Without the pictures, return all of the material exactly as written.

*** Raw data

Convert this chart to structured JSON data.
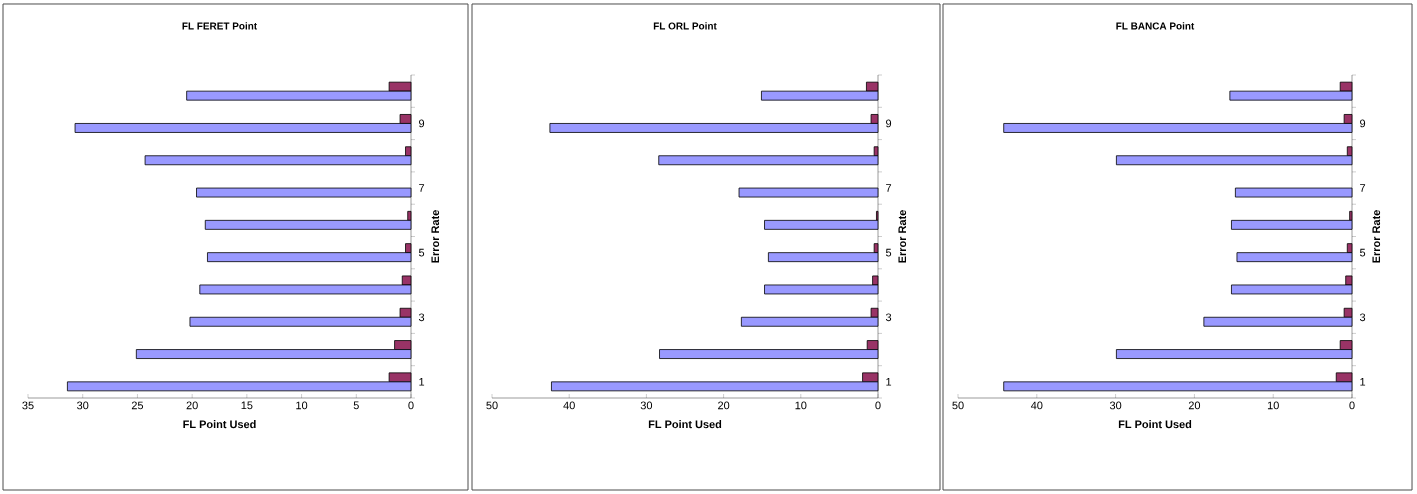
{
  "chart_data": [
    {
      "type": "bar",
      "orientation": "horizontal",
      "title": "FL FERET Point",
      "xlabel": "FL Point Used",
      "ylabel": "Error Rate",
      "categories": [
        null,
        "9",
        null,
        "7",
        null,
        "5",
        null,
        "3",
        null,
        "1"
      ],
      "series": [
        {
          "color": "#993366",
          "values": [
            2.0,
            1.0,
            0.5,
            null,
            0.3,
            0.5,
            0.8,
            1.0,
            1.5,
            2.0
          ]
        },
        {
          "color": "#9999ff",
          "values": [
            20.5,
            30.7,
            24.3,
            19.6,
            18.8,
            18.6,
            19.3,
            20.2,
            25.1,
            31.4
          ]
        }
      ],
      "xlim": [
        35,
        0
      ],
      "xticks": [
        35,
        30,
        25,
        20,
        15,
        10,
        5,
        0
      ]
    },
    {
      "type": "bar",
      "orientation": "horizontal",
      "title": "FL ORL Point",
      "xlabel": "FL Point Used",
      "ylabel": "Error Rate",
      "categories": [
        null,
        "9",
        null,
        "7",
        null,
        "5",
        null,
        "3",
        null,
        "1"
      ],
      "series": [
        {
          "color": "#993366",
          "values": [
            1.5,
            0.9,
            0.5,
            null,
            0.2,
            0.5,
            0.7,
            0.9,
            1.4,
            2.0
          ]
        },
        {
          "color": "#9999ff",
          "values": [
            15.1,
            42.5,
            28.4,
            18.0,
            14.7,
            14.2,
            14.7,
            17.7,
            28.3,
            42.3
          ]
        }
      ],
      "xlim": [
        50,
        0
      ],
      "xticks": [
        50,
        40,
        30,
        20,
        10,
        0
      ]
    },
    {
      "type": "bar",
      "orientation": "horizontal",
      "title": "FL  BANCA Point",
      "xlabel": "FL Point Used",
      "ylabel": "Error Rate",
      "categories": [
        null,
        "9",
        null,
        "7",
        null,
        "5",
        null,
        "3",
        null,
        "1"
      ],
      "series": [
        {
          "color": "#993366",
          "values": [
            1.5,
            1.0,
            0.6,
            null,
            0.3,
            0.6,
            0.8,
            1.0,
            1.5,
            2.0
          ]
        },
        {
          "color": "#9999ff",
          "values": [
            15.5,
            44.2,
            29.9,
            14.8,
            15.3,
            14.6,
            15.3,
            18.8,
            29.9,
            44.2
          ]
        }
      ],
      "xlim": [
        50,
        0
      ],
      "xticks": [
        50,
        40,
        30,
        20,
        10,
        0
      ]
    }
  ]
}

******

» Correct result
Convert this chart to structured JSON data.
{
  "chart_data": [
    {
      "type": "bar",
      "orientation": "horizontal",
      "title": "FL FERET Point",
      "xlabel": "FL Point Used",
      "ylabel": "Error Rate",
      "categories": [
        null,
        "9",
        null,
        "7",
        null,
        "5",
        null,
        "3",
        null,
        "1"
      ],
      "series": [
        {
          "color": "#993366",
          "values": [
            2.0,
            1.0,
            0.5,
            null,
            0.3,
            0.5,
            0.8,
            1.0,
            1.5,
            2.0
          ]
        },
        {
          "color": "#9999ff",
          "values": [
            20.5,
            30.7,
            24.3,
            19.6,
            18.8,
            18.6,
            19.3,
            20.2,
            25.1,
            31.4
          ]
        }
      ],
      "xlim": [
        35,
        0
      ],
      "xticks": [
        35,
        30,
        25,
        20,
        15,
        10,
        5,
        0
      ]
    },
    {
      "type": "bar",
      "orientation": "horizontal",
      "title": "FL ORL Point",
      "xlabel": "FL Point Used",
      "ylabel": "Error Rate",
      "categories": [
        null,
        "9",
        null,
        "7",
        null,
        "5",
        null,
        "3",
        null,
        "1"
      ],
      "series": [
        {
          "color": "#993366",
          "values": [
            1.5,
            0.9,
            0.5,
            null,
            0.2,
            0.5,
            0.7,
            0.9,
            1.4,
            2.0
          ]
        },
        {
          "color": "#9999ff",
          "values": [
            15.1,
            42.5,
            28.4,
            18.0,
            14.7,
            14.2,
            14.7,
            17.7,
            28.3,
            42.3
          ]
        }
      ],
      "xlim": [
        50,
        0
      ],
      "xticks": [
        50,
        40,
        30,
        20,
        10,
        0
      ]
    },
    {
      "type": "bar",
      "orientation": "horizontal",
      "title": "FL  BANCA Point",
      "xlabel": "FL Point Used",
      "ylabel": "Error Rate",
      "categories": [
        null,
        "9",
        null,
        "7",
        null,
        "5",
        null,
        "3",
        null,
        "1"
      ],
      "series": [
        {
          "color": "#993366",
          "values": [
            1.5,
            1.0,
            0.6,
            null,
            0.3,
            0.6,
            0.8,
            1.0,
            1.5,
            2.0
          ]
        },
        {
          "color": "#9999ff",
          "values": [
            15.5,
            44.2,
            29.9,
            14.8,
            15.3,
            14.6,
            15.3,
            18.8,
            29.9,
            44.2
          ]
        }
      ],
      "xlim": [
        50,
        0
      ],
      "xticks": [
        50,
        40,
        30,
        20,
        10,
        0
      ]
    }
  ]
}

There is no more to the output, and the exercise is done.